TASK OBJECTIVE. Copy out each line of the material below that holds the string "density".

▶

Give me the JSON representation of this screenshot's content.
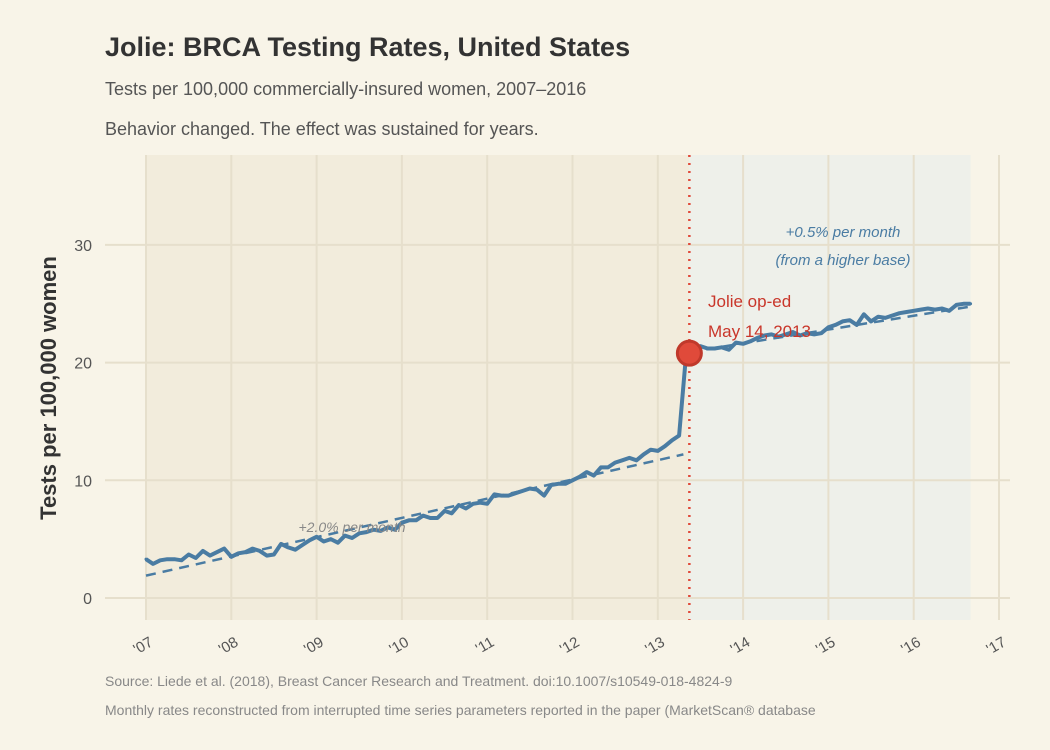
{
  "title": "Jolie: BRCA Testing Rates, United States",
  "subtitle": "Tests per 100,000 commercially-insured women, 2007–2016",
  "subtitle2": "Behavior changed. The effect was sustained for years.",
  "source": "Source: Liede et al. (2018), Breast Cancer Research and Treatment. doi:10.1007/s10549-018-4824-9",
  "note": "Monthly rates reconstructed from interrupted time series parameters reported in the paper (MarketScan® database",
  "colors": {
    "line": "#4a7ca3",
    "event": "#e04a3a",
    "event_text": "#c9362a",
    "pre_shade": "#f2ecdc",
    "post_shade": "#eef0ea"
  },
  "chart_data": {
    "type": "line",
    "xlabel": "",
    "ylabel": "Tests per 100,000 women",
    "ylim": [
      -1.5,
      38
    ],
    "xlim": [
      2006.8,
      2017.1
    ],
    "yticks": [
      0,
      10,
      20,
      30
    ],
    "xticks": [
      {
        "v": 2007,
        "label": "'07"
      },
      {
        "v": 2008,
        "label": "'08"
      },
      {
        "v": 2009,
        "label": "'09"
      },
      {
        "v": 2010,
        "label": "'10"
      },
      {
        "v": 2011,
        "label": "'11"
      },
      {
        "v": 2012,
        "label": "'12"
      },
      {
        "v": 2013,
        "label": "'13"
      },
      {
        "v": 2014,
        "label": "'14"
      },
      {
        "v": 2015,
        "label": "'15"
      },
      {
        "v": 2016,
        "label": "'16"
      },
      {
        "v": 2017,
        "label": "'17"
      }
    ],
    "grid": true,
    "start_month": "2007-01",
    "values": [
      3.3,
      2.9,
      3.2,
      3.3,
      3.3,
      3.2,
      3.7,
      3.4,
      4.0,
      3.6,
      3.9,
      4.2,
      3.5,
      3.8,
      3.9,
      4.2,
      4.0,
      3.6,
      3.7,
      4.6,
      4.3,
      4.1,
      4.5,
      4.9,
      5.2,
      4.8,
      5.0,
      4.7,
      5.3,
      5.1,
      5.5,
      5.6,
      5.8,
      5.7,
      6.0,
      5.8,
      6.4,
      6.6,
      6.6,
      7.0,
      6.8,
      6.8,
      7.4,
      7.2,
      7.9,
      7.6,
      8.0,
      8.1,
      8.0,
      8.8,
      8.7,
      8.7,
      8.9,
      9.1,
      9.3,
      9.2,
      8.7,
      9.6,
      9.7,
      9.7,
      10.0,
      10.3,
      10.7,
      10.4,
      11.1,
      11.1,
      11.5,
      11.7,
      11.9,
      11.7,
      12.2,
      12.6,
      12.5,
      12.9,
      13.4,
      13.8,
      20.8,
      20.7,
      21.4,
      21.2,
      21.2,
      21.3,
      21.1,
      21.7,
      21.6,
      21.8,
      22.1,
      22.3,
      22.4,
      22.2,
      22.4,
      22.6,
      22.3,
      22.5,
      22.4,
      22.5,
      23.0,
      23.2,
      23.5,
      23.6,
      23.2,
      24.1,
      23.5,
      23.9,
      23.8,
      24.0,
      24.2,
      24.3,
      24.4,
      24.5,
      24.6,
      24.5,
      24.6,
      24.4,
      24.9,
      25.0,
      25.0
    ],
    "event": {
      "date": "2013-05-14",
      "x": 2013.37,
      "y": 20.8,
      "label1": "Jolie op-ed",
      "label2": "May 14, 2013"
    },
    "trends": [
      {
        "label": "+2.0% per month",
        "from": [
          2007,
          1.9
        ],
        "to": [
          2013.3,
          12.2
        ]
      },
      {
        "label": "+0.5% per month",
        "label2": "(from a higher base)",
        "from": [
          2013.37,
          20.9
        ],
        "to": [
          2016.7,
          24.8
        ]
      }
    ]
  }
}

◀
▶

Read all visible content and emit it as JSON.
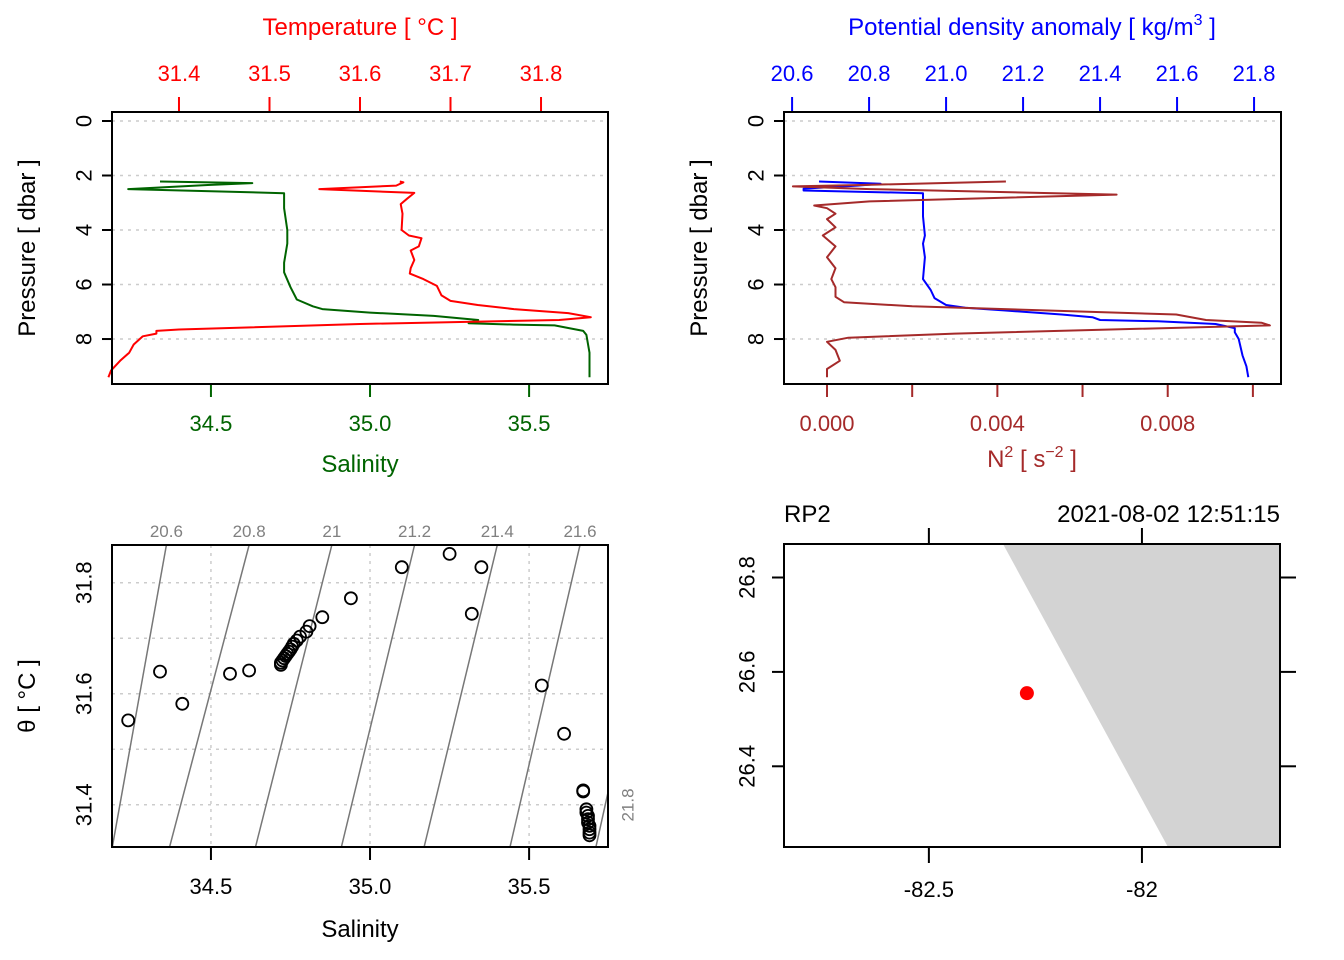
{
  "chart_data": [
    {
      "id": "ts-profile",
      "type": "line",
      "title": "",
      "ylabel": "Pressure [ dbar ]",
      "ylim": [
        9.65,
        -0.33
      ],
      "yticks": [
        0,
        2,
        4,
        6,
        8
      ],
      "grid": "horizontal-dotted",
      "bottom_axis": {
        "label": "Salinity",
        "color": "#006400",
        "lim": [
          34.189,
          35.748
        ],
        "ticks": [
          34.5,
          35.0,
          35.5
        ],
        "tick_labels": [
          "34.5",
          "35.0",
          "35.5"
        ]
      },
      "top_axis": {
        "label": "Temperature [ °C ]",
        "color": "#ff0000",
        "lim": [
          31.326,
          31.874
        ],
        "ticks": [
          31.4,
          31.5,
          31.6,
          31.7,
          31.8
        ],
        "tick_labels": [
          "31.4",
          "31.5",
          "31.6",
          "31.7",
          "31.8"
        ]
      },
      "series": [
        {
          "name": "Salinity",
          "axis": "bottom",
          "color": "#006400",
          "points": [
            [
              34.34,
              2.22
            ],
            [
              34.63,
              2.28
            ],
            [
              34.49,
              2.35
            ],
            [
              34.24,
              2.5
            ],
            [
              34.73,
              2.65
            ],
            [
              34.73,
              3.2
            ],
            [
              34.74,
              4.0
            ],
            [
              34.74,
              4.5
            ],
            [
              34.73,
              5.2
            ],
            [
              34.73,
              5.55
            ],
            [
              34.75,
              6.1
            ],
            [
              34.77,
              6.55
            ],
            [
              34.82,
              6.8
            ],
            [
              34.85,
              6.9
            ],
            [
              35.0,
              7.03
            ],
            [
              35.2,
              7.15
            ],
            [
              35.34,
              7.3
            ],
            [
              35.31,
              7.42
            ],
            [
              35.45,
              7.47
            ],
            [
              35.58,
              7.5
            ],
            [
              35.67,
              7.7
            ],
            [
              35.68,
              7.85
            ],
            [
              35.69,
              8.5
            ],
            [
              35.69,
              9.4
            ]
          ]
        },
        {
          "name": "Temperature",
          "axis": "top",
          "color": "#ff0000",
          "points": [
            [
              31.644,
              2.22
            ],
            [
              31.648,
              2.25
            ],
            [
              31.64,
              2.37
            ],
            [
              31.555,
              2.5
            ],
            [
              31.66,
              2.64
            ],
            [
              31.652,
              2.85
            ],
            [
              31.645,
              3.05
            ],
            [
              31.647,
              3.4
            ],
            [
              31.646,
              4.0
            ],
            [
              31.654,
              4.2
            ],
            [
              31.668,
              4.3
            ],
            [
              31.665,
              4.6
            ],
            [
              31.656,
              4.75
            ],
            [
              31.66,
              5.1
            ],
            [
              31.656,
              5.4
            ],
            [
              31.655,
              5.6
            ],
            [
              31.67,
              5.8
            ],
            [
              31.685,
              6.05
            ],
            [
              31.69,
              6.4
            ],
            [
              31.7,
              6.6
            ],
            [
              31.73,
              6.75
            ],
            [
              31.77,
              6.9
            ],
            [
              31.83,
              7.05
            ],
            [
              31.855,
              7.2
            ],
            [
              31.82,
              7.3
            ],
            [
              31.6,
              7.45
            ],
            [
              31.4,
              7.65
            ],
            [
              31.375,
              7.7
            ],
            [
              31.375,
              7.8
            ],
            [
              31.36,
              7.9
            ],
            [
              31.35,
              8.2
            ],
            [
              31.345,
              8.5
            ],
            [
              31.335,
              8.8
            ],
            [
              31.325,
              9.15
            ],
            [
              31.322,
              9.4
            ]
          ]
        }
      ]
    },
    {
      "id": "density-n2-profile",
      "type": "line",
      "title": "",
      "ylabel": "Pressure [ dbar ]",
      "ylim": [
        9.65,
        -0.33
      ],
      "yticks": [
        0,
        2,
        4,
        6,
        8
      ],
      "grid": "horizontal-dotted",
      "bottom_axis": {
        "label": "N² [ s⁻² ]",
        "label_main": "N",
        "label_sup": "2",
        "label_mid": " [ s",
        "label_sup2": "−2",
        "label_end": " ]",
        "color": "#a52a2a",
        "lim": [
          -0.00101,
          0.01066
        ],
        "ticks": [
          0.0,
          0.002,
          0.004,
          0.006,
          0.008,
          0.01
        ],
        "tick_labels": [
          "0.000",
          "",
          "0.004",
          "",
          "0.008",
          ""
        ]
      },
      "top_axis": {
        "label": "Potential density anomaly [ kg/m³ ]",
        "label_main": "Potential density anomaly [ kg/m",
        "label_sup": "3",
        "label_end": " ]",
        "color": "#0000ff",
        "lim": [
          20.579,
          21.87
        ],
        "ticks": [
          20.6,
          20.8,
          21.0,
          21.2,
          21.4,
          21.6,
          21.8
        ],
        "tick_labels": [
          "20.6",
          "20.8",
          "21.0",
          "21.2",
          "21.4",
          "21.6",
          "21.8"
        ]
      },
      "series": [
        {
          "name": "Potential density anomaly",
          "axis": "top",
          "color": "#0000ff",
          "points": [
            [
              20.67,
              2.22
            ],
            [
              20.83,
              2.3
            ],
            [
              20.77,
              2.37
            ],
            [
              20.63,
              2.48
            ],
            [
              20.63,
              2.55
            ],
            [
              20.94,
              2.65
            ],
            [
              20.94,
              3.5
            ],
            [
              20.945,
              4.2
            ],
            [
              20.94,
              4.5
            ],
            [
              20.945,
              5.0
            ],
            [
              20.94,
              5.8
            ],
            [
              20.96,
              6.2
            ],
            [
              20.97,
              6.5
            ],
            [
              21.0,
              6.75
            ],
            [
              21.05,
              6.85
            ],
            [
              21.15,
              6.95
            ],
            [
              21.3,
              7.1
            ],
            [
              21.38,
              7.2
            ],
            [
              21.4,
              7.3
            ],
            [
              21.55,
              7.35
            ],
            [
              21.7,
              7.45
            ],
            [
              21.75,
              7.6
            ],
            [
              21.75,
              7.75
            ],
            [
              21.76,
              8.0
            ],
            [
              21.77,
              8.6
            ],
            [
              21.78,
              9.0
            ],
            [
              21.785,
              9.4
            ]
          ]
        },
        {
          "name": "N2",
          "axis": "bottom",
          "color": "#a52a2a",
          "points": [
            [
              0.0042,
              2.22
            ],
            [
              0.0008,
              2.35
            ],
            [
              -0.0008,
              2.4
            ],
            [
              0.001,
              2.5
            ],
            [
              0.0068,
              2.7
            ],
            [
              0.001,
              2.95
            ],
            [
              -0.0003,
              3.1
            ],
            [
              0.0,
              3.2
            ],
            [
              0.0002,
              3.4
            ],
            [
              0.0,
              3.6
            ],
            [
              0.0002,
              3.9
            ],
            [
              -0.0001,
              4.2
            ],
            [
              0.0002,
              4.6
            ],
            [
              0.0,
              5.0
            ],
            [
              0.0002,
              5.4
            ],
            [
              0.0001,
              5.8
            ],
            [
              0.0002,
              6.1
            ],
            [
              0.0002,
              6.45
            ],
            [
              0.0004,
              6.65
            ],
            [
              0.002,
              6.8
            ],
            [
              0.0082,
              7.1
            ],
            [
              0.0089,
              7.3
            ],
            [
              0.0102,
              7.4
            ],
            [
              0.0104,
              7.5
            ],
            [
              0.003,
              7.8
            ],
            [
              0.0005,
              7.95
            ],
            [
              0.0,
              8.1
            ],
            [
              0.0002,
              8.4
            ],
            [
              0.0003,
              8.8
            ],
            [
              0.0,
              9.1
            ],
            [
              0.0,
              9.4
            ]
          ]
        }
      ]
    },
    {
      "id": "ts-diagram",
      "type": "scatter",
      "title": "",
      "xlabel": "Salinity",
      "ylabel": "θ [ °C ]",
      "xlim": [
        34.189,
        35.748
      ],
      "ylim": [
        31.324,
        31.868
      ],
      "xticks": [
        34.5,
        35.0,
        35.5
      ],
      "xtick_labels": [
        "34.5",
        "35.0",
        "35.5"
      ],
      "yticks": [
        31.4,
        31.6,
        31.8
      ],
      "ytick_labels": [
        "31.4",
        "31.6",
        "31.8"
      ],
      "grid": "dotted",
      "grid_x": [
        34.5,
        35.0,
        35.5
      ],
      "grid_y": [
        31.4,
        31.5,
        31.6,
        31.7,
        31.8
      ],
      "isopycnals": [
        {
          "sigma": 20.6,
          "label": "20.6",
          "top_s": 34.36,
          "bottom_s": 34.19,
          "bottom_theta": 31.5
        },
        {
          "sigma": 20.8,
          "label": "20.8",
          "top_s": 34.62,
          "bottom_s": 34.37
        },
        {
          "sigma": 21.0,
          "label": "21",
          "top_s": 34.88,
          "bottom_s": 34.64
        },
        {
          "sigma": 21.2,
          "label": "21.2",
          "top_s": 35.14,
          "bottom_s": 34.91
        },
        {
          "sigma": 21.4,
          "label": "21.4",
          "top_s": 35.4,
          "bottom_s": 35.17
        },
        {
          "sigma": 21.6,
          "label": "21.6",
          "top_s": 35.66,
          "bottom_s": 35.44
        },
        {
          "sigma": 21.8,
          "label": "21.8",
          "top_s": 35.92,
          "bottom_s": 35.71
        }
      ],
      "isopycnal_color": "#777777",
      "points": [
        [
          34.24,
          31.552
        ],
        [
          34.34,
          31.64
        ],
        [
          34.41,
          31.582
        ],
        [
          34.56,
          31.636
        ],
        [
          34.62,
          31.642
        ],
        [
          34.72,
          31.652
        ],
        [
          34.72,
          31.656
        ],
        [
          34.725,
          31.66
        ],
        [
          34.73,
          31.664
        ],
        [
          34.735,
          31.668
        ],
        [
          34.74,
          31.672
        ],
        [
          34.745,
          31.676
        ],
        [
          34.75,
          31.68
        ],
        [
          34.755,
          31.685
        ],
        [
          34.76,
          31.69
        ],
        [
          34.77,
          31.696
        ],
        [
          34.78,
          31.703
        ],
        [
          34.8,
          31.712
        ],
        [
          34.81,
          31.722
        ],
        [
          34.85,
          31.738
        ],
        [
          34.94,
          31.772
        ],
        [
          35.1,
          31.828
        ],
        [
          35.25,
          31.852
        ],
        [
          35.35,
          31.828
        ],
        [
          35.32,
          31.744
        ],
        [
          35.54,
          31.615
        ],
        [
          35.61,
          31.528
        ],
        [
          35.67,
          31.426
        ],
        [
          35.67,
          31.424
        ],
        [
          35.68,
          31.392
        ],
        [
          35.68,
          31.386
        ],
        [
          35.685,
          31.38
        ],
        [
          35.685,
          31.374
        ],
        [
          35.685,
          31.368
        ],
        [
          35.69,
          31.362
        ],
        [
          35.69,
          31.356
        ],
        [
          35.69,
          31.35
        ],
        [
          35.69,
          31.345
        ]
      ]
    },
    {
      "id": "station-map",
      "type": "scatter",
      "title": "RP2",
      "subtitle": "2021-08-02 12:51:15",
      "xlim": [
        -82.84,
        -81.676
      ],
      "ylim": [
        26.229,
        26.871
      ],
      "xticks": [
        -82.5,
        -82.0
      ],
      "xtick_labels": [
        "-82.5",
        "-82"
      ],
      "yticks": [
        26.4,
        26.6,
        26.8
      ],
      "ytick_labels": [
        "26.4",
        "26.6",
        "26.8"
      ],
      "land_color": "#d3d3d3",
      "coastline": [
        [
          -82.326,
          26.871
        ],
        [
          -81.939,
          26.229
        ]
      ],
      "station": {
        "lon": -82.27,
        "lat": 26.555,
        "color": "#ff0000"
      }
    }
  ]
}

◀

OUTPUT OF THE EXERCISE.
      "id": "density-n2-profile",
        "label": "Potential density anomaly [ kg/m³ ]",
        "label_main": "Potential density anomaly [ kg/m",
          "name": "Potential density anomaly",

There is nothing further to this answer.